▶ _Provided passage_
The letter includes the following text that Tier 1 would put treatments that are not effective on the market “….thus harming an already over burdened health care system.” First, some of the investigational drugs of today will be proven safe and effective and will become the standard of care of tomorrow. EAPs are helpful, but because they have been viewed by industry as pure expenses with no real upside for conducting them, it is necessary for those of us interested in helping cancer patients to look at the reality of asking “for profit” companies to be charitable organizations. They will do it on a limited and sporadic basis, but never to the level needed by those suffering from a wide variety of deadly diseases. Tier 1 acknowledges this reality. Our current system abandons hundreds of thousands of Americans each year that cannot gain entry to an appropriate clinical trial, and for whom there is no other access available in the form of an EAP or compassionate use program. Abandonment of these Americans is unacceptable. We agree that the FDA’s ‘Improving Innovation in Medical Technology: Beyond 2002’ document contains some good ideas, but none that will address the abandonment of so many Americans by our health care system, either now or anytime in the foreseeable future. Incremental changes in the system can do nothing but chip around the edges of this massive problem. Tier 1 is designed to fix it now. If access to clinical trials, and industry participation in EAPs and compassionate use were to double, it would still leave the overwhelming majority of Americans in need of access unserved. It is time to take a step back, take a deep breath, and acknowledge that our current system is not working, and cannot work without major changes. We cannot perpetually work only for future patients. We also have to work effectively for today’s patients.

As the Abigail Alliance brought up in a March 12, 2003 meeting with FDA Associate Commissioner Bill Hubbard and others, there are numerous problems with the health care system in the U. S. Claiming that patients should be denied access to best available care in the form of approved drugs because of an increased cost burden on the health care system is a dangerous concept. Our system has always separated determinations of drug approval from the cost of those drugs, and with good reason. Bringing cost into the approval process will put accountants in charge of approvals. The problems with regulatory access to drugs and the cost of health care are necessarily separate issues that require separate solutions. An example is Eloxatin, the newly-approved drug for colon cancer. The FDA has approved it, and Medicare CMS has indicated that it may not pay for it. If Medicare decides not to reimburse some or all of the cost of treatment with Eloxatin, should FDA withdraw approval? Should FDA have considered this problem before approving Eloxatin and delayed or perhaps denied approval? The answer to both questions is clearly no, and the same logic applies to a concept like Tier 1 approval. Access to partially-proven drugs clearly represents best available care for some patients and should be considered solely on those merits.

Closing Comments

The Abigail Alliance continues to value its relationship with the Marti Nelson Cancer Foundation and others. Again we very much value others input and ideas. This dialog can help us see clearly how best to move forward with ideas to help so many precious people have the best chance possible to fight for their lives.

We are a long way down the road at this point with Tier 1. The idea has gained acceptance and support from a wide cross-section of interested parties, has gotten press coverage and expressions of support from the national media, and has spurred ongoing substantive communications at the highest levels of the FDA and with key members of Congress.

▶ _Records shown_
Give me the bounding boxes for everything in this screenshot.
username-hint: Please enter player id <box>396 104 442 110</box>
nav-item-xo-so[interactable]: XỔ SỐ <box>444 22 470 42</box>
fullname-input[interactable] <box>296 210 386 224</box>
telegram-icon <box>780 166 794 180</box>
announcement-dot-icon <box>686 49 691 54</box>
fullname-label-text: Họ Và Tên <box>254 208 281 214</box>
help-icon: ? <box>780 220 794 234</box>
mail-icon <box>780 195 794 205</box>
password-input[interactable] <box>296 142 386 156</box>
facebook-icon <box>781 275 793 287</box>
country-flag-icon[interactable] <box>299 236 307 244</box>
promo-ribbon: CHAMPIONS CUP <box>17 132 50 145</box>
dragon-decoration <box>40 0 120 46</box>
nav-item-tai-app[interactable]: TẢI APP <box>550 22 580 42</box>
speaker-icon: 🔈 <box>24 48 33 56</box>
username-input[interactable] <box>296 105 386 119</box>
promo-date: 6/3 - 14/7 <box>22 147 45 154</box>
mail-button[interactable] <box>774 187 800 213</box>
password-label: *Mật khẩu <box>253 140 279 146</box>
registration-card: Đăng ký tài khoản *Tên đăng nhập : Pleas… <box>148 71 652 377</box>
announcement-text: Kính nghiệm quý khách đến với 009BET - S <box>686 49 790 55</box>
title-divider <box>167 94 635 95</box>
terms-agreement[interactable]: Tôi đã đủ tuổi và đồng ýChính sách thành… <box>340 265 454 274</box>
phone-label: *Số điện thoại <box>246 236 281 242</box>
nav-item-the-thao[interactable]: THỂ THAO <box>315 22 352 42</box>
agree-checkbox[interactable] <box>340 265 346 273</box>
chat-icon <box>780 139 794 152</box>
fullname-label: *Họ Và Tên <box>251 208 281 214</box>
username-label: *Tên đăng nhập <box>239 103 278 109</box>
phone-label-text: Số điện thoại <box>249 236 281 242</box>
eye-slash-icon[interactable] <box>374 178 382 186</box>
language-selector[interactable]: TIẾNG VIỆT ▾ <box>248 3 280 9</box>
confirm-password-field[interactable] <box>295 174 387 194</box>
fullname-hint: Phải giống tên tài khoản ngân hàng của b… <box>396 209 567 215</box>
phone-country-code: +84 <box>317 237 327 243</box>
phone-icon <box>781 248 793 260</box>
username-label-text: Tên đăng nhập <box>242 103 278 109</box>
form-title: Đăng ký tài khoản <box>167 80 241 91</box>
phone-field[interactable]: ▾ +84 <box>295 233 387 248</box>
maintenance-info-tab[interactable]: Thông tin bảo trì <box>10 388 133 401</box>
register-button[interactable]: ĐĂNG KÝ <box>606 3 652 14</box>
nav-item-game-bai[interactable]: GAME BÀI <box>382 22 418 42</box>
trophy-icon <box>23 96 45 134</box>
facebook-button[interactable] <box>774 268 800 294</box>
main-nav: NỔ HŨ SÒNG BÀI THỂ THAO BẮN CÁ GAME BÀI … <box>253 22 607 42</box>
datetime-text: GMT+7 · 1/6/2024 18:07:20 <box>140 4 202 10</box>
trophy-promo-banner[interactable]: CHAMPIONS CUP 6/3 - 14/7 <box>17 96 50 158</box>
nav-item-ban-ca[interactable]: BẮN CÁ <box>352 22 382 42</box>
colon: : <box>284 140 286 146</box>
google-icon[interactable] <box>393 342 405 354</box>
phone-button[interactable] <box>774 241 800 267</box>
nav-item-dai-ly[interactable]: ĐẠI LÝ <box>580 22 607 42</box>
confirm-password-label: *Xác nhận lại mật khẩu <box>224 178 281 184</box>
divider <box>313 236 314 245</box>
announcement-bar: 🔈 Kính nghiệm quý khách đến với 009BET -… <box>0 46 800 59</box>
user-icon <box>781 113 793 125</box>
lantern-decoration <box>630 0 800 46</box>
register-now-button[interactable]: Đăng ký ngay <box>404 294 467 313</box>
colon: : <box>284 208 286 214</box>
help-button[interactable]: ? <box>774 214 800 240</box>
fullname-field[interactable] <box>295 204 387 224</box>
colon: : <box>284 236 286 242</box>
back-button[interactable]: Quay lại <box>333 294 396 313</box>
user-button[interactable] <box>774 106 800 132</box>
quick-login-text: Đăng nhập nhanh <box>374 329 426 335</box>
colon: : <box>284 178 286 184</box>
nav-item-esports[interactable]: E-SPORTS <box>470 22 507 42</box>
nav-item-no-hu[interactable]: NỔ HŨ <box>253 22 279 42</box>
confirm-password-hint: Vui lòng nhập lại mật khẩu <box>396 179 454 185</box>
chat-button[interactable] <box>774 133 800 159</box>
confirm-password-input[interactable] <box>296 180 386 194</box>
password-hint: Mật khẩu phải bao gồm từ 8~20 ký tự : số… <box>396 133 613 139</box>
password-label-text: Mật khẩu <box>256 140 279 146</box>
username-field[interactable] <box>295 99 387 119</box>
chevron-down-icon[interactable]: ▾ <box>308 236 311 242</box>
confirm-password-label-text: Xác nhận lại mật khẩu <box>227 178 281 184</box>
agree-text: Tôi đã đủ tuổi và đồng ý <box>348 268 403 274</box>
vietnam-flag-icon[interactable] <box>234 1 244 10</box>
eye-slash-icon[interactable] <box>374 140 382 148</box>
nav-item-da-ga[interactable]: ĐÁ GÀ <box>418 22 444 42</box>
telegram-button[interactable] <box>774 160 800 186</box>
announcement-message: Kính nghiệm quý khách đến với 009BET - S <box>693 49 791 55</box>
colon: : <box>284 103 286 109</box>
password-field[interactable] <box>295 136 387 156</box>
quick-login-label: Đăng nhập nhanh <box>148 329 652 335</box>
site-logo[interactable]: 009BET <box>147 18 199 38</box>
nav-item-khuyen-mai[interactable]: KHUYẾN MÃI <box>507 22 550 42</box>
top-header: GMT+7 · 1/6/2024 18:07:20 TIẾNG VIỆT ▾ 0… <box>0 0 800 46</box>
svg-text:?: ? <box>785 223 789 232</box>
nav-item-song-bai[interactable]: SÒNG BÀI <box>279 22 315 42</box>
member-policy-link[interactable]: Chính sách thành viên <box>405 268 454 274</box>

▶ _Problem set_
[A] In the Abigail Alliance passage, which newly approved colon cancer drug is given as an example?
[B] Please explain, in one to three sentences, why the Abigail Alliance passage says drug costs should not be part of the approval process.

▶ _Exercise responses_
[A] Eloxatin.

[B] Bringing cost into the approval process would put accountants in charge of approvals. Regulatory access to drugs and the cost of health care are separate issues that need separate solutions.